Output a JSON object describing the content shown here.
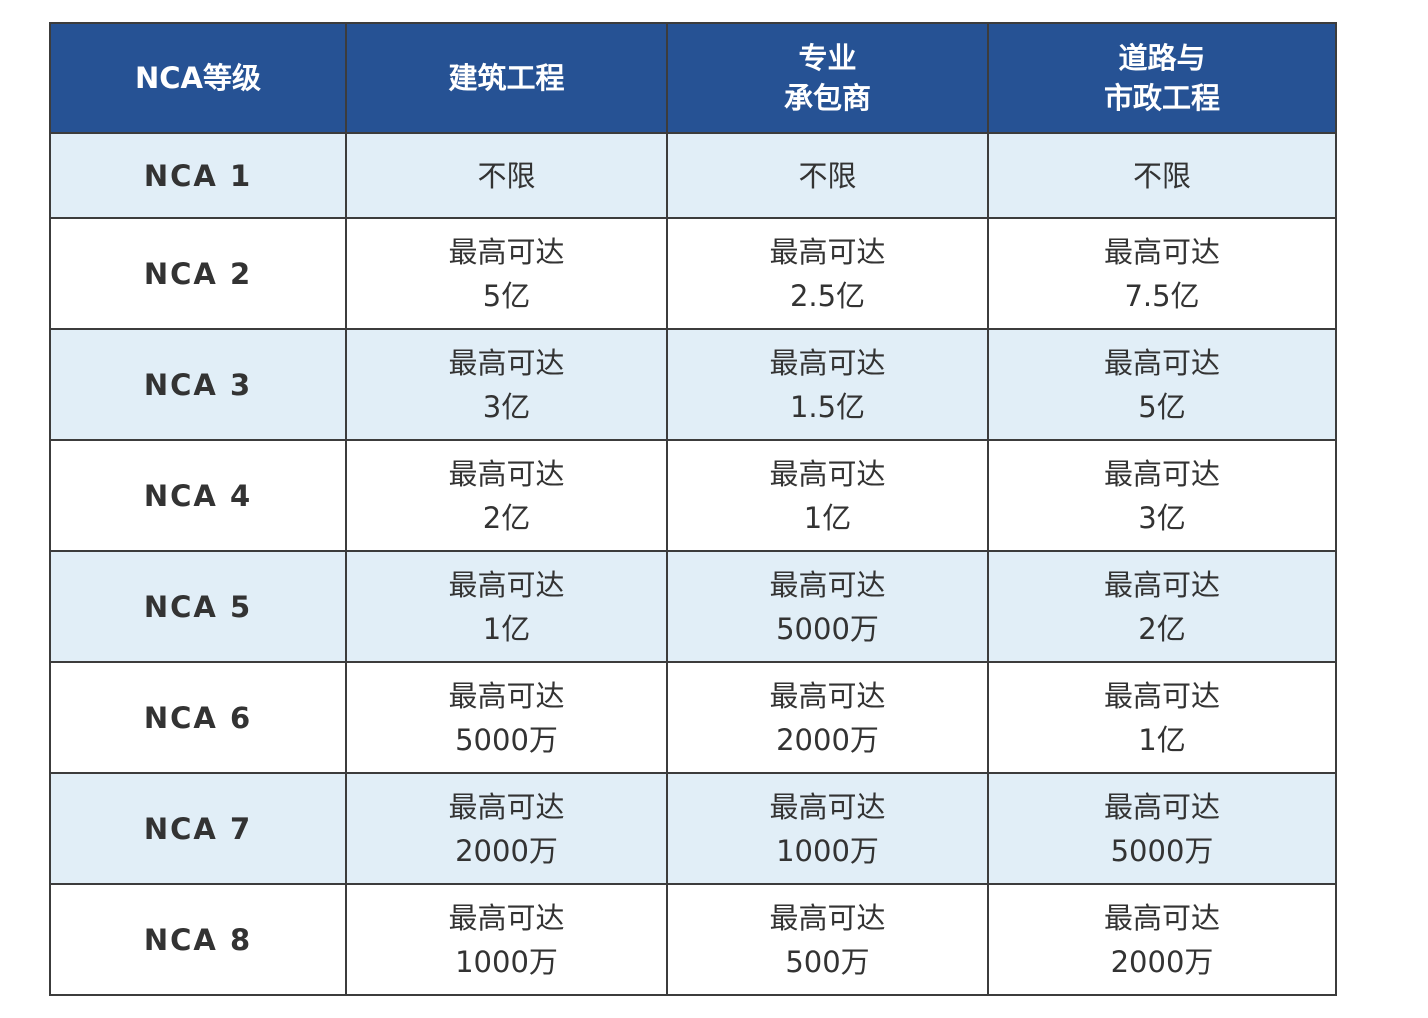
{
  "header": {
    "level": "NCA等级",
    "columns": [
      [
        "建筑工程"
      ],
      [
        "专业",
        "承包商"
      ],
      [
        "道路与",
        "市政工程"
      ]
    ]
  },
  "rows": [
    {
      "level": "NCA 1",
      "cells": [
        [
          "不限"
        ],
        [
          "不限"
        ],
        [
          "不限"
        ]
      ]
    },
    {
      "level": "NCA 2",
      "cells": [
        [
          "最高可达",
          "5亿"
        ],
        [
          "最高可达",
          "2.5亿"
        ],
        [
          "最高可达",
          "7.5亿"
        ]
      ]
    },
    {
      "level": "NCA 3",
      "cells": [
        [
          "最高可达",
          "3亿"
        ],
        [
          "最高可达",
          "1.5亿"
        ],
        [
          "最高可达",
          "5亿"
        ]
      ]
    },
    {
      "level": "NCA 4",
      "cells": [
        [
          "最高可达",
          "2亿"
        ],
        [
          "最高可达",
          "1亿"
        ],
        [
          "最高可达",
          "3亿"
        ]
      ]
    },
    {
      "level": "NCA 5",
      "cells": [
        [
          "最高可达",
          "1亿"
        ],
        [
          "最高可达",
          "5000万"
        ],
        [
          "最高可达",
          "2亿"
        ]
      ]
    },
    {
      "level": "NCA 6",
      "cells": [
        [
          "最高可达",
          "5000万"
        ],
        [
          "最高可达",
          "2000万"
        ],
        [
          "最高可达",
          "1亿"
        ]
      ]
    },
    {
      "level": "NCA 7",
      "cells": [
        [
          "最高可达",
          "2000万"
        ],
        [
          "最高可达",
          "1000万"
        ],
        [
          "最高可达",
          "5000万"
        ]
      ]
    },
    {
      "level": "NCA 8",
      "cells": [
        [
          "最高可达",
          "1000万"
        ],
        [
          "最高可达",
          "500万"
        ],
        [
          "最高可达",
          "2000万"
        ]
      ]
    }
  ],
  "colors": {
    "header_bg": "#265294",
    "alt_row_bg": "#e1eef7",
    "border": "#3c3c3c",
    "text": "#333333"
  }
}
___
> [Required work]
Copy out all the records exactly, excluding pictures.

> [Final result]
Output a JSON object describing the content shown here.
{
  "header": {
    "level": "NCA等级",
    "columns": [
      [
        "建筑工程"
      ],
      [
        "专业",
        "承包商"
      ],
      [
        "道路与",
        "市政工程"
      ]
    ]
  },
  "rows": [
    {
      "level": "NCA 1",
      "cells": [
        [
          "不限"
        ],
        [
          "不限"
        ],
        [
          "不限"
        ]
      ]
    },
    {
      "level": "NCA 2",
      "cells": [
        [
          "最高可达",
          "5亿"
        ],
        [
          "最高可达",
          "2.5亿"
        ],
        [
          "最高可达",
          "7.5亿"
        ]
      ]
    },
    {
      "level": "NCA 3",
      "cells": [
        [
          "最高可达",
          "3亿"
        ],
        [
          "最高可达",
          "1.5亿"
        ],
        [
          "最高可达",
          "5亿"
        ]
      ]
    },
    {
      "level": "NCA 4",
      "cells": [
        [
          "最高可达",
          "2亿"
        ],
        [
          "最高可达",
          "1亿"
        ],
        [
          "最高可达",
          "3亿"
        ]
      ]
    },
    {
      "level": "NCA 5",
      "cells": [
        [
          "最高可达",
          "1亿"
        ],
        [
          "最高可达",
          "5000万"
        ],
        [
          "最高可达",
          "2亿"
        ]
      ]
    },
    {
      "level": "NCA 6",
      "cells": [
        [
          "最高可达",
          "5000万"
        ],
        [
          "最高可达",
          "2000万"
        ],
        [
          "最高可达",
          "1亿"
        ]
      ]
    },
    {
      "level": "NCA 7",
      "cells": [
        [
          "最高可达",
          "2000万"
        ],
        [
          "最高可达",
          "1000万"
        ],
        [
          "最高可达",
          "5000万"
        ]
      ]
    },
    {
      "level": "NCA 8",
      "cells": [
        [
          "最高可达",
          "1000万"
        ],
        [
          "最高可达",
          "500万"
        ],
        [
          "最高可达",
          "2000万"
        ]
      ]
    }
  ],
  "colors": {
    "header_bg": "#265294",
    "alt_row_bg": "#e1eef7",
    "border": "#3c3c3c",
    "text": "#333333"
  }
}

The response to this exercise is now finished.